Dataset entries start

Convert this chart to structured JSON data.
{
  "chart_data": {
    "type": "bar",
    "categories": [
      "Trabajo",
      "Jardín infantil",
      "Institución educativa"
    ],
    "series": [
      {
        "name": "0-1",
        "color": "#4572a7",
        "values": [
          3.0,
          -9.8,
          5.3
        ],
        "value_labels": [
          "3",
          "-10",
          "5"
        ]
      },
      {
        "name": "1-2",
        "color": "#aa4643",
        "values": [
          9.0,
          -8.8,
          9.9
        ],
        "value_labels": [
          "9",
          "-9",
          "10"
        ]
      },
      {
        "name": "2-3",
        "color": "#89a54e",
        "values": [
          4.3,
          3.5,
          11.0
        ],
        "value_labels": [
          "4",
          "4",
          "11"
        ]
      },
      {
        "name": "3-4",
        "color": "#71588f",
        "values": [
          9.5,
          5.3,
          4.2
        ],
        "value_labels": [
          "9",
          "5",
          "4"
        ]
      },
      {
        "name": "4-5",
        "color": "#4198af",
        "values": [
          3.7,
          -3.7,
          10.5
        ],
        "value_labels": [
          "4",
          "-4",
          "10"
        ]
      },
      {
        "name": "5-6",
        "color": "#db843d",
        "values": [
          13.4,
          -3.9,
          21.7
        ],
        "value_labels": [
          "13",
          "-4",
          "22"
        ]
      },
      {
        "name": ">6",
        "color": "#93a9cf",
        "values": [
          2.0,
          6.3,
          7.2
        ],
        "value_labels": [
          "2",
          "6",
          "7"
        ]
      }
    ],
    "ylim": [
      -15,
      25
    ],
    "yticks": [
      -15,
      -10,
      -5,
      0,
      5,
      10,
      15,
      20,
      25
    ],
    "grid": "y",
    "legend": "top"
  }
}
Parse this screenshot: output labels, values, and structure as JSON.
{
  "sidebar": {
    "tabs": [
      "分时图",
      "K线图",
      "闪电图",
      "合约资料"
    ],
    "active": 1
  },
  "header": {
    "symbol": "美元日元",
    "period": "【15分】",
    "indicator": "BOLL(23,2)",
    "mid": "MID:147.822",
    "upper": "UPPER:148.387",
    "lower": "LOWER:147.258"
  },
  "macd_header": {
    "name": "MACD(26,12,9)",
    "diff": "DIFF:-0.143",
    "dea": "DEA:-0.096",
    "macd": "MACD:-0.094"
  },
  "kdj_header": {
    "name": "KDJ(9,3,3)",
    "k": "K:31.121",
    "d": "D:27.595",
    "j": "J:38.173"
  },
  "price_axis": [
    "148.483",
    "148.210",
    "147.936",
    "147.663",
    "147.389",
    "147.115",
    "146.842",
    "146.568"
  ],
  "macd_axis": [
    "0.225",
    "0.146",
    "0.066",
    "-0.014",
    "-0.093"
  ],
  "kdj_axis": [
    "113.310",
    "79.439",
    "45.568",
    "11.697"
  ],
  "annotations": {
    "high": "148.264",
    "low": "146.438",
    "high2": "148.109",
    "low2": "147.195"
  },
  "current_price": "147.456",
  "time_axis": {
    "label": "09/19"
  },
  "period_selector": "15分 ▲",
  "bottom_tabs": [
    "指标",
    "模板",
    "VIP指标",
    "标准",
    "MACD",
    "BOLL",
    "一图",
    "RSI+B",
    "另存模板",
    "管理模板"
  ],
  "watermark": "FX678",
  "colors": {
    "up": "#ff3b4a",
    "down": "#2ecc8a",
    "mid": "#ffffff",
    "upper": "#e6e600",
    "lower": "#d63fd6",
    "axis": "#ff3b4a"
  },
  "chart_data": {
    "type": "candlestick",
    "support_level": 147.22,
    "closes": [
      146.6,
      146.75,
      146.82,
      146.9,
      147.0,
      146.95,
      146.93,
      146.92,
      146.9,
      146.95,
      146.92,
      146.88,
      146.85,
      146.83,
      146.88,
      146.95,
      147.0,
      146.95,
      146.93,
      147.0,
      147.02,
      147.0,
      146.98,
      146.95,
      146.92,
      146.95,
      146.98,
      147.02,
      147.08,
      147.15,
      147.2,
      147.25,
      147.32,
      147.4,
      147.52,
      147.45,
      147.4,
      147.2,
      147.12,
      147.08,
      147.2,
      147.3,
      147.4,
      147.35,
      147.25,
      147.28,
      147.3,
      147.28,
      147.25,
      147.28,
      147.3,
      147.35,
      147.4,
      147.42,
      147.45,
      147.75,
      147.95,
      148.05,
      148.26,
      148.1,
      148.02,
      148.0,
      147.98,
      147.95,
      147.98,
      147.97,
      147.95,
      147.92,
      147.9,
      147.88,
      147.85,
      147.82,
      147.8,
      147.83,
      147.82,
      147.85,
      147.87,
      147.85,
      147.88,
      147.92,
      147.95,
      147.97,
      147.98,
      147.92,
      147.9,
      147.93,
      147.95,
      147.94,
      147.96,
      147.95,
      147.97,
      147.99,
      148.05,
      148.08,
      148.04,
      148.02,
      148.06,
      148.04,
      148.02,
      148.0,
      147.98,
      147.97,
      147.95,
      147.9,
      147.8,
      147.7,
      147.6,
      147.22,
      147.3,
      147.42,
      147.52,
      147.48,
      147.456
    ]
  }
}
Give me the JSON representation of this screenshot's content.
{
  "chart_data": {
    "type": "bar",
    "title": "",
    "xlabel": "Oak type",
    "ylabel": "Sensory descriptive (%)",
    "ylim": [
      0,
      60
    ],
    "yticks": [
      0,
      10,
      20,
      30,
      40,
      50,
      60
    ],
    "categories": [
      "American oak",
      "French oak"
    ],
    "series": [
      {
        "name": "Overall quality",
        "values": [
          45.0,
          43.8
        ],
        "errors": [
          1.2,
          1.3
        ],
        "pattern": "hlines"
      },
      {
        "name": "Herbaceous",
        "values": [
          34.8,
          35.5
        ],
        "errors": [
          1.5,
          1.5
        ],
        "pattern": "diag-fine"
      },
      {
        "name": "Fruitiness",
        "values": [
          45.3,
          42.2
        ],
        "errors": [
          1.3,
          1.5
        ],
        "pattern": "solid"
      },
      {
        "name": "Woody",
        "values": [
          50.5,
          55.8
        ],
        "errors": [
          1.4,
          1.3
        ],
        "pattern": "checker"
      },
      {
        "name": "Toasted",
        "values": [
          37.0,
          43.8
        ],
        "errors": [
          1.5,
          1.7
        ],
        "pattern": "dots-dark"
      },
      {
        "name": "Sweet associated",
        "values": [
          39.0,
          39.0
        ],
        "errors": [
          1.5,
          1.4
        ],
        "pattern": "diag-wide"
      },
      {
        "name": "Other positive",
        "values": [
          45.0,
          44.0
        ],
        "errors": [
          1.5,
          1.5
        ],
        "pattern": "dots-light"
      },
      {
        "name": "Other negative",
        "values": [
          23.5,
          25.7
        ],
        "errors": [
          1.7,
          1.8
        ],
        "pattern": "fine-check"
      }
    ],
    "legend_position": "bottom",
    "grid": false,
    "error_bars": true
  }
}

Dataset entries end

== Problem to solve ==
Look over the material above and show each line where "screenshot" appears.

== Result for this exercise ==
Parse this screenshot: output labels, values, and structure as JSON.
Give me the JSON representation of this screenshot's content.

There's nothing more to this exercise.